• _Problem description_: Below is a listing. Gather each line of it that contains "text".

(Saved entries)
## START

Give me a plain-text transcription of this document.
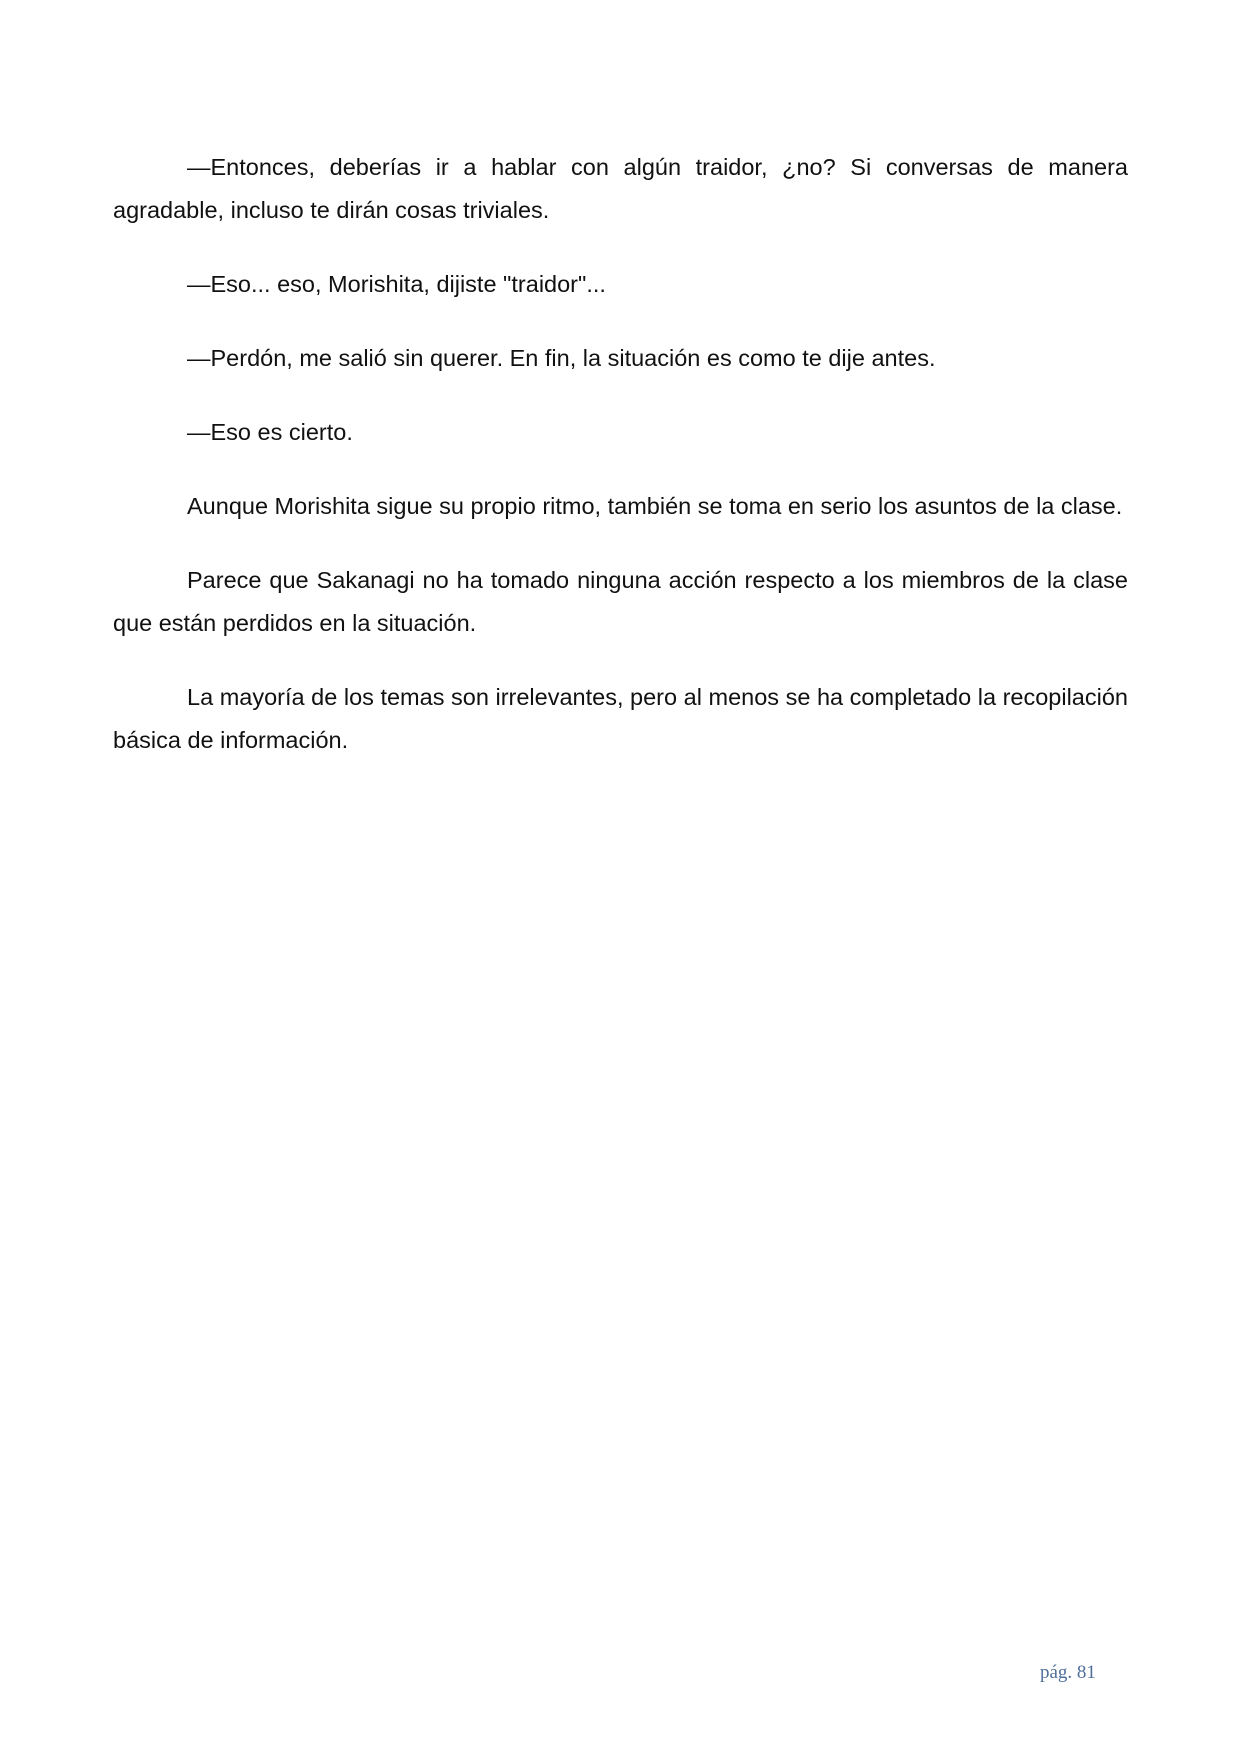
—Entonces, deberías ir a hablar con algún traidor, ¿no? Si conversas de manera agradable, incluso te dirán cosas triviales.

—Eso... eso, Morishita, dijiste "traidor"...

—Perdón, me salió sin querer. En fin, la situación es como te dije antes.

—Eso es cierto.

Aunque Morishita sigue su propio ritmo, también se toma en serio los asuntos de la clase.

Parece que Sakanagi no ha tomado ninguna acción respecto a los miembros de la clase que están perdidos en la situación.

La mayoría de los temas son irrelevantes, pero al menos se ha completado la recopilación básica de información.

pág. 81
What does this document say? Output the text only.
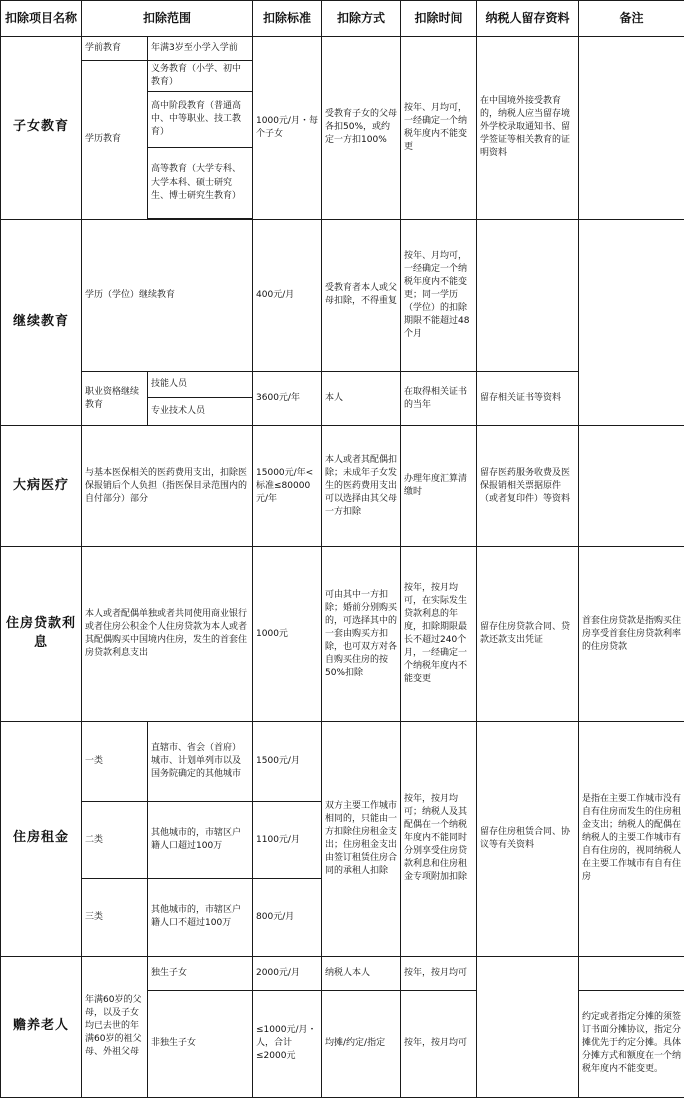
扣除项目名称	扣除范围		扣除标准	扣除方式	扣除时间	纳税人留存资料	备注
子女教育	学前教育	年满3岁至小学入学前	1000元/月・每个子女	受教育子女的父母各扣50%，或约定一方扣100%	按年、月均可，一经确定一个纳税年度内不能变更	在中国境外接受教育的，纳税人应当留存境外学校录取通知书、留学签证等相关教育的证明资料	
	学历教育	义务教育（小学、初中教育）					
		高中阶段教育（普通高中、中等职业、技工教育）					
		高等教育（大学专科、大学本科、硕士研究生、博士研究生教育）					

继续教育	学历（学位）继续教育		400元/月	受教育者本人或父母扣除，不得重复	按年、月均可，一经确定一个纳税年度内不能变更；同一学历（学位）的扣除期限不能超过48个月		
	职业资格继续教育	技能人员	3600元/年	本人	在取得相关证书的当年	留存相关证书等资料	
		专业技术人员					
大病医疗	与基本医保相关的医药费用支出，扣除医保报销后个人负担（指医保目录范围内的自付部分）部分		15000元/年<标准≤80000元/年	本人或者其配偶扣除；未成年子女发生的医药费用支出可以选择由其父母一方扣除	办理年度汇算清缴时	留存医药服务收费及医保报销相关票据原件（或者复印件）等资料	
住房贷款利息	本人或者配偶单独或者共同使用商业银行或者住房公积金个人住房贷款为本人或者其配偶购买中国境内住房，发生的首套住房贷款利息支出		1000元	可由其中一方扣除；婚前分别购买的，可选择其中的一套由购买方扣除，也可双方对各自购买住房的按50%扣除	按年，按月均可，在实际发生贷款利息的年度，扣除期限最长不超过240个月，一经确定一个纳税年度内不能变更	留存住房贷款合同、贷款还款支出凭证	首套住房贷款是指购买住房享受首套住房贷款利率的住房贷款
住房租金	一类	直辖市、省会（首府）城市、计划单列市以及国务院确定的其他城市	1500元/月	双方主要工作城市相同的，只能由一方扣除住房租金支出；住房租金支出由签订租赁住房合同的承租人扣除	按年，按月均可；纳税人及其配偶在一个纳税年度内不能同时分别享受住房贷款利息和住房租金专项附加扣除	留存住房租赁合同、协议等有关资料	是指在主要工作城市没有自有住房而发生的住房租金支出；纳税人的配偶在纳税人的主要工作城市有自有住房的，视同纳税人在主要工作城市有自有住房
	二类	其他城市的，市辖区户籍人口超过100万	1100元/月				
	三类	其他城市的，市辖区户籍人口不超过100万	800元/月				
赡养老人	年满60岁的父母，以及子女均已去世的年满60岁的祖父母、外祖父母	独生子女	2000元/月	纳税人本人	按年，按月均可		
		非独生子女	≤1000元/月・人，合计≤2000元	均摊/约定/指定	按年，按月均可		约定或者指定分摊的须签订书面分摊协议，指定分摊优先于约定分摊。具体分摊方式和额度在一个纳税年度内不能变更。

## END

• _Solution_:
Give me a plain-text transcription of this document.
What does this document say? Output the text only.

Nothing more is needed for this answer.